_GIVEN REQUEST_: Pick out every line in the records below that contains the string "note" and copy each one. Case counts.

— start INFORMATION GIVEN —

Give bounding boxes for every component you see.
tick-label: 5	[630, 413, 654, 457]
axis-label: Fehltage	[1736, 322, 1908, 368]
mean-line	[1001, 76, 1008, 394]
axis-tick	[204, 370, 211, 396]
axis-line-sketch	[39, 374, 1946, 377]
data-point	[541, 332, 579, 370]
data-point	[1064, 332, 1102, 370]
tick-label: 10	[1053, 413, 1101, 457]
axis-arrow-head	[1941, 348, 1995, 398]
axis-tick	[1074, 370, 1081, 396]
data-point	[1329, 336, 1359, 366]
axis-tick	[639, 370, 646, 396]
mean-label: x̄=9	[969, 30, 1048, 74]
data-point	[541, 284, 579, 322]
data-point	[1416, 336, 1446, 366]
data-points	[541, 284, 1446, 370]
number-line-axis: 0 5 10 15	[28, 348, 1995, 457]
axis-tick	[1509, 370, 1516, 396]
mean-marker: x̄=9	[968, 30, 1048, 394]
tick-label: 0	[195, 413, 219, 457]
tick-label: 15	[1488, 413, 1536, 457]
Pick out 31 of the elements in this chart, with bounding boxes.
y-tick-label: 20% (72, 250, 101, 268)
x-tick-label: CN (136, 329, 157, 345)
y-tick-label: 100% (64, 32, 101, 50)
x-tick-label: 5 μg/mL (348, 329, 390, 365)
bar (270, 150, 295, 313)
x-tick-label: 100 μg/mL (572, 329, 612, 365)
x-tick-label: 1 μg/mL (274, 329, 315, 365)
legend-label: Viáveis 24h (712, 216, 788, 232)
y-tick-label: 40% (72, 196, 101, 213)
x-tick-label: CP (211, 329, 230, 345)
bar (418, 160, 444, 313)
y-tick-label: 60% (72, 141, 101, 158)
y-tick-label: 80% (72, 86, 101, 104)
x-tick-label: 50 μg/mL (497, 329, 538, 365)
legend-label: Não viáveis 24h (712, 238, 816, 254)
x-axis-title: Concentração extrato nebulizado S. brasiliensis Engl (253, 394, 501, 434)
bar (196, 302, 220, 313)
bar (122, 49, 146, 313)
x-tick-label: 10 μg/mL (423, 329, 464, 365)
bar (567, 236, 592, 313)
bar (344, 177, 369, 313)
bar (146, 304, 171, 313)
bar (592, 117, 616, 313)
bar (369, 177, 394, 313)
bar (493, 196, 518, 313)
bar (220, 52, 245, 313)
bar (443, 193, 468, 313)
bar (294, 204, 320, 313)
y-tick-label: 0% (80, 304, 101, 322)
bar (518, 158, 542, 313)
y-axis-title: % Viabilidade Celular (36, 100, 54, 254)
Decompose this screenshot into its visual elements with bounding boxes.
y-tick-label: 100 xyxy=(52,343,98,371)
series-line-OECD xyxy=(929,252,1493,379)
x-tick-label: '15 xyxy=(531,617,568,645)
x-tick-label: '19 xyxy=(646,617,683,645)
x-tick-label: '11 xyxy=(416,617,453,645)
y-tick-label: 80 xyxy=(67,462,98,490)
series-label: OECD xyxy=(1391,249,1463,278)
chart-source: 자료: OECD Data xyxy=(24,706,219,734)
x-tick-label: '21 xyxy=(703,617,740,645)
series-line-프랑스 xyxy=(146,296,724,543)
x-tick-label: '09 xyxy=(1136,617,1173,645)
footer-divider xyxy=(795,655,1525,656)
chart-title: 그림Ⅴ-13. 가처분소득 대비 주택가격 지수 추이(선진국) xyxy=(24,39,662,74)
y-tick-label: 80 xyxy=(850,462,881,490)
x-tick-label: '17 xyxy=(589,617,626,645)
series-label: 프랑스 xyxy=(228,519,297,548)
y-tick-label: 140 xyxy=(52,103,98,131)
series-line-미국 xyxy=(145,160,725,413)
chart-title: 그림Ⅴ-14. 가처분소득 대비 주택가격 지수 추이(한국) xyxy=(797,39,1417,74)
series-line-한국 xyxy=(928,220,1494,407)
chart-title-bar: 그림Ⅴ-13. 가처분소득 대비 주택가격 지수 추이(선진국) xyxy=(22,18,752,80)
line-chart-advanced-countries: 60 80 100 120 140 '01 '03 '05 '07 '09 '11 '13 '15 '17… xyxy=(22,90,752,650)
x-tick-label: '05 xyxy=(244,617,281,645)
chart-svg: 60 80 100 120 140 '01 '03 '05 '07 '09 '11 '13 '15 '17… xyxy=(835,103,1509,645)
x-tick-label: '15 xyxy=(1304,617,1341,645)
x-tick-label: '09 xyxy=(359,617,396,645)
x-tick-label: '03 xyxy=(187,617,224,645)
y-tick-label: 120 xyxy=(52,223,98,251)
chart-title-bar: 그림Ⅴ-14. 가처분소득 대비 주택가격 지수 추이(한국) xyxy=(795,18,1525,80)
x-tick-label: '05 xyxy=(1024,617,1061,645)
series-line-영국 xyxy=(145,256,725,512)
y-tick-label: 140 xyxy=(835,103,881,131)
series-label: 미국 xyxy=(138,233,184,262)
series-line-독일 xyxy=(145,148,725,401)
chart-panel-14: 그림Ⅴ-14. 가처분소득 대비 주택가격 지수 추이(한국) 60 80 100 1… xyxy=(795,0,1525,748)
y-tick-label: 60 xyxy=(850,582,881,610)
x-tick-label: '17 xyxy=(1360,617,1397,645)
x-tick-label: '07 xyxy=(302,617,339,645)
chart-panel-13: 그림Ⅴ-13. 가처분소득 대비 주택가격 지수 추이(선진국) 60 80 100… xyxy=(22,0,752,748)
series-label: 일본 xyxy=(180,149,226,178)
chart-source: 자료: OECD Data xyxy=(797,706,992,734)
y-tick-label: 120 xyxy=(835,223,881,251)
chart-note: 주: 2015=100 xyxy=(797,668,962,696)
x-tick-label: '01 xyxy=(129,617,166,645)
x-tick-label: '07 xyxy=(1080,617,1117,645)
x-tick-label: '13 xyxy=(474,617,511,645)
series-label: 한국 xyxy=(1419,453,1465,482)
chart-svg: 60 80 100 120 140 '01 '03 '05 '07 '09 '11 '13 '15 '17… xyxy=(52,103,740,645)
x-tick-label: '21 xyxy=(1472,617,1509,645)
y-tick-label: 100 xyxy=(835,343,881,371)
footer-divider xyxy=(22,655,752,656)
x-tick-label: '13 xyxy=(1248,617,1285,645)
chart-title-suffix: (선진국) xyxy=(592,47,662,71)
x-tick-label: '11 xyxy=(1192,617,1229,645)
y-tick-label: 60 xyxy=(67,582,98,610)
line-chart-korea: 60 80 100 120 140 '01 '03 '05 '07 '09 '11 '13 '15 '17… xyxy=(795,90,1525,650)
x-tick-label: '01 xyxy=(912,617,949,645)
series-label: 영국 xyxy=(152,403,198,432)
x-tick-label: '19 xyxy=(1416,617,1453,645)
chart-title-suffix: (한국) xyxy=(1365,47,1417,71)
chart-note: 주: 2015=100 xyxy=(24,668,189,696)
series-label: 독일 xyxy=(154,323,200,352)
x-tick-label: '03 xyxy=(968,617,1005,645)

— end INFORMATION GIVEN —

_WRITTEN REPLY_:
chart-note: 주: 2015=100 xyxy=(797,668,962,696)
chart-note: 주: 2015=100 xyxy=(24,668,189,696)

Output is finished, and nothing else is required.